(Collection entries)
- - - - - - -

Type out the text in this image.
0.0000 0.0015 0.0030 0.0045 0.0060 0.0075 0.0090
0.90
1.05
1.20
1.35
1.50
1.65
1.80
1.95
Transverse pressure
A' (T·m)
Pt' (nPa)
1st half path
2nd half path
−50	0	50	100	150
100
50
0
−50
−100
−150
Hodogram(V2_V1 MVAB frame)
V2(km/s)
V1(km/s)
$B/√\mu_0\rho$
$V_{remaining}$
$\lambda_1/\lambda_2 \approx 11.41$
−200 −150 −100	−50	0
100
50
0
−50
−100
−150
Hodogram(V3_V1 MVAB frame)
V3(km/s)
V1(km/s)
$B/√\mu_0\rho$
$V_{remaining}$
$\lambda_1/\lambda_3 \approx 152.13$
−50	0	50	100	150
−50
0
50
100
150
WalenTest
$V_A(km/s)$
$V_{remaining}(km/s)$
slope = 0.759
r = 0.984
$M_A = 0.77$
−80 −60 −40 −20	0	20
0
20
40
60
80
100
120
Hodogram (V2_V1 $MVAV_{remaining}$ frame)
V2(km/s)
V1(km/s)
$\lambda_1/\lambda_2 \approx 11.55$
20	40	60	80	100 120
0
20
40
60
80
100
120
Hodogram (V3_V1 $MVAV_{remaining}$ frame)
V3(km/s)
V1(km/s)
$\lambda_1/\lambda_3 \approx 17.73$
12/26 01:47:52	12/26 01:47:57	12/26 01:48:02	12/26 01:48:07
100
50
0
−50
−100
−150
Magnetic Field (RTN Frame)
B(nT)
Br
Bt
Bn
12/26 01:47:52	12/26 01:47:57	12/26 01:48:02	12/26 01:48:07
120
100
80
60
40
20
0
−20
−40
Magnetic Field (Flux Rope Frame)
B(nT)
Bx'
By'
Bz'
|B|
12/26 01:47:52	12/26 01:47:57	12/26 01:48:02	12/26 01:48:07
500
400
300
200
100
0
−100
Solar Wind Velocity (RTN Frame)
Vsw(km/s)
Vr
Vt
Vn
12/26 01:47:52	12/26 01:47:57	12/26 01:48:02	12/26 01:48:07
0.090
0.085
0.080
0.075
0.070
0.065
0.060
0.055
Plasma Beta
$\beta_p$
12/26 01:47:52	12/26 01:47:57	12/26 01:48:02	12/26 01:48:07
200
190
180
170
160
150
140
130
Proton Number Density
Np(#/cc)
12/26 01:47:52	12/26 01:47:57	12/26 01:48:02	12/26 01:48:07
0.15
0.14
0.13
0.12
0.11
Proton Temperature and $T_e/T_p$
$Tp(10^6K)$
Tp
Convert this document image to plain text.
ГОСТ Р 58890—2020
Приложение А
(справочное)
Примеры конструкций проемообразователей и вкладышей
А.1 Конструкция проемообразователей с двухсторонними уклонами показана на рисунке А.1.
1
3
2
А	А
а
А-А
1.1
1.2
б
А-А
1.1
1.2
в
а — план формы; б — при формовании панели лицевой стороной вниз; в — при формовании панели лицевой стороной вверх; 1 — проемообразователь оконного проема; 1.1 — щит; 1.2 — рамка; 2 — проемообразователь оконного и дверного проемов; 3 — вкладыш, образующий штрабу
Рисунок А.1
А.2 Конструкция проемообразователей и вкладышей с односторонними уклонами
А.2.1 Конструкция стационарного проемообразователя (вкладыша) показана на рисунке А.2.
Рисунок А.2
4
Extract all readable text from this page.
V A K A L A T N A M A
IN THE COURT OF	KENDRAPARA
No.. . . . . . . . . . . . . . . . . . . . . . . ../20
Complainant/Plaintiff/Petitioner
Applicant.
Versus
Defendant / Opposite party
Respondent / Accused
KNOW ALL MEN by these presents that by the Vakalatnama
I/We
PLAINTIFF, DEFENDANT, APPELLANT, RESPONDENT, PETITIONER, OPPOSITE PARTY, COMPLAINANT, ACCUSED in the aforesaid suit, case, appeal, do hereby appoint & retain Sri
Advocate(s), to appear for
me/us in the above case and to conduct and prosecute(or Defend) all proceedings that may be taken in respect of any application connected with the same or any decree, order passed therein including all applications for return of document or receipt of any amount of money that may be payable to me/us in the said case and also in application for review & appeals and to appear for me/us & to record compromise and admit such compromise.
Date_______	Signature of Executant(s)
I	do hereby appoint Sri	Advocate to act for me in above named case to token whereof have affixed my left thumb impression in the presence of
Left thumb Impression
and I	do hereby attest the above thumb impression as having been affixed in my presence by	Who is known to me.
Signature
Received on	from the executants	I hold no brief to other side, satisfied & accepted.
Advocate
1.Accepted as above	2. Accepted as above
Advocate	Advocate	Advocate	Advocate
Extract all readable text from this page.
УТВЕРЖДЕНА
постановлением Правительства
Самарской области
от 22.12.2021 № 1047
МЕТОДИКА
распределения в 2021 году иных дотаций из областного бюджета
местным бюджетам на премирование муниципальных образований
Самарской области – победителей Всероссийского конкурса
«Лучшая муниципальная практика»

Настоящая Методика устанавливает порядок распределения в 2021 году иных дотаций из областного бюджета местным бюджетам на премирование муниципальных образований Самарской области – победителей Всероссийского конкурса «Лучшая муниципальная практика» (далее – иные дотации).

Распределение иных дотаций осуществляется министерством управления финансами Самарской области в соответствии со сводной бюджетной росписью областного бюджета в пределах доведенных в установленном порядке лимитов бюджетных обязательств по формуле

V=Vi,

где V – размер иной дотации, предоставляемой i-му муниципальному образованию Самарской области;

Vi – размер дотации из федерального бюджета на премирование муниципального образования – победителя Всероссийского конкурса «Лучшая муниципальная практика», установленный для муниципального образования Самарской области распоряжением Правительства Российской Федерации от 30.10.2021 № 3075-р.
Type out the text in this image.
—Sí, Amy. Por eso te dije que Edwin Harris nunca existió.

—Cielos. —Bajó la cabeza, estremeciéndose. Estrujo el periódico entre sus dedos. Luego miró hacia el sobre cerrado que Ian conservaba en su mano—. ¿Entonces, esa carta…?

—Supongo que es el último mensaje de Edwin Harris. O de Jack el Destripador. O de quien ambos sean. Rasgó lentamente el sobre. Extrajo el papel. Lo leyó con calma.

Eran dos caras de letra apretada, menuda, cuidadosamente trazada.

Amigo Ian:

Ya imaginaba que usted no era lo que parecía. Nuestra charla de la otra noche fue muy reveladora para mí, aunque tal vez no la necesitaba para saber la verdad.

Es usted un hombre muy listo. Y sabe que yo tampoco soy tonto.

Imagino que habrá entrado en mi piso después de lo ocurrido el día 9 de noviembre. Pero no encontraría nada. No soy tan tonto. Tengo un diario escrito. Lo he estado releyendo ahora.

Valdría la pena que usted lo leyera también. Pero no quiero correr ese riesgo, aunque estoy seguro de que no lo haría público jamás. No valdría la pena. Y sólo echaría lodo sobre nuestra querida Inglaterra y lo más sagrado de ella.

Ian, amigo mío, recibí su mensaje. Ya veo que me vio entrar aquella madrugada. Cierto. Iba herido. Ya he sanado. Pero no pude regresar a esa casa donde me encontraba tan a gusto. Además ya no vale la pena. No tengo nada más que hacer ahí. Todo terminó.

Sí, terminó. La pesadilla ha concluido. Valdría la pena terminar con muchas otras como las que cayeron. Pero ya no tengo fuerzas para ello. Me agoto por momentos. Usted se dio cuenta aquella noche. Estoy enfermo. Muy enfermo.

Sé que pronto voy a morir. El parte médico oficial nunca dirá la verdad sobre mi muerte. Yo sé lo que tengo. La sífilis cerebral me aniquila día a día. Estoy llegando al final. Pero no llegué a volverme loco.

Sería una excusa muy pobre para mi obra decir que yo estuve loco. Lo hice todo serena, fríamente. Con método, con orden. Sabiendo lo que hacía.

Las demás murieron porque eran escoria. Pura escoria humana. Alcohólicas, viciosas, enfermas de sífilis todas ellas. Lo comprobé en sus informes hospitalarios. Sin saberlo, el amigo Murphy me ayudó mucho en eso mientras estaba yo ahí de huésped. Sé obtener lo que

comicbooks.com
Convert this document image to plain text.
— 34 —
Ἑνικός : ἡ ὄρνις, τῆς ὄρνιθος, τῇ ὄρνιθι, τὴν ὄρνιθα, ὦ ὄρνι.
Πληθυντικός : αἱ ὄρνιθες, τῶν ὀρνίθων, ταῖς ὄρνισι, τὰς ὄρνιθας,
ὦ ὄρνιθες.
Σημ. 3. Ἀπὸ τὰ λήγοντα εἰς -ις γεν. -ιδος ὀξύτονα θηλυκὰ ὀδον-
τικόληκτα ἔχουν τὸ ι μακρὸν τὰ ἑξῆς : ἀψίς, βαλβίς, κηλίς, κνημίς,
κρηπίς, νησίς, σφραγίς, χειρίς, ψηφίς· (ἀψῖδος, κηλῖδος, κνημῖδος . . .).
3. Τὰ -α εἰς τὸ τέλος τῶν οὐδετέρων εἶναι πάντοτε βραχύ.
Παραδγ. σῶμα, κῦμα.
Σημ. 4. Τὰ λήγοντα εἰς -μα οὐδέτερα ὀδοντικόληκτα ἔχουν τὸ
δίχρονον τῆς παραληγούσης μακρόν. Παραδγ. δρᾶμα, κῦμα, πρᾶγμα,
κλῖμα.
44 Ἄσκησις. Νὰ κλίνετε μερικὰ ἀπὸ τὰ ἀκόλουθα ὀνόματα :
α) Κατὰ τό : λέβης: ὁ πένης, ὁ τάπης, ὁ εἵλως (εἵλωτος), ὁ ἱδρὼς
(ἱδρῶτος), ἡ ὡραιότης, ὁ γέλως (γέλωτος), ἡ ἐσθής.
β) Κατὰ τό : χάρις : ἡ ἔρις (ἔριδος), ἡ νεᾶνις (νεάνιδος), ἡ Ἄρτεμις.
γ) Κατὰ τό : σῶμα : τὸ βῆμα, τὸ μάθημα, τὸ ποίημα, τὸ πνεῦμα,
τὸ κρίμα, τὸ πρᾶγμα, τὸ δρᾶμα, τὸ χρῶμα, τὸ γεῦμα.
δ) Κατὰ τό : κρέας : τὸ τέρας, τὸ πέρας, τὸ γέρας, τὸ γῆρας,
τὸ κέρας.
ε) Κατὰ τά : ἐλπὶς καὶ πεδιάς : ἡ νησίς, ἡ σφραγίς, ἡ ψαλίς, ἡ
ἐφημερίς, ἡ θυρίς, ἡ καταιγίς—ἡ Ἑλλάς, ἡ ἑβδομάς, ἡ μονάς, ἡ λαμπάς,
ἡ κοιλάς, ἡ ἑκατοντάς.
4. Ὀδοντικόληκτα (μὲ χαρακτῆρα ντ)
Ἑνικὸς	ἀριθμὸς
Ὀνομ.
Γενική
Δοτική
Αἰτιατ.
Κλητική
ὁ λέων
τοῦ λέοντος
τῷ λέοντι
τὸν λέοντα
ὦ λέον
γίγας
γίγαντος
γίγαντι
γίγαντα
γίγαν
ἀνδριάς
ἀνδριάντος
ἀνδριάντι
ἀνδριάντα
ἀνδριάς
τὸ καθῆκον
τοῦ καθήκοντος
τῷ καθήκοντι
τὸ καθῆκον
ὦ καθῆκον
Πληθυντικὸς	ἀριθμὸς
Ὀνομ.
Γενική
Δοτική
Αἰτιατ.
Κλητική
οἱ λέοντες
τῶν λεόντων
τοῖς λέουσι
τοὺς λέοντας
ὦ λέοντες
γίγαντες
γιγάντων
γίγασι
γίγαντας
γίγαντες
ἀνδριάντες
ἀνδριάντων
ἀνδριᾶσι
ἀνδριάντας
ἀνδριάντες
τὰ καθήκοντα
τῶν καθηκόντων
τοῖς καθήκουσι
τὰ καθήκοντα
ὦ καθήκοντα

- - - - - - -

● GIVEN PROBLEM
Provide the number of lines in the entries that include "Hodogram", and no other text.

● WORKED SOLUTION
4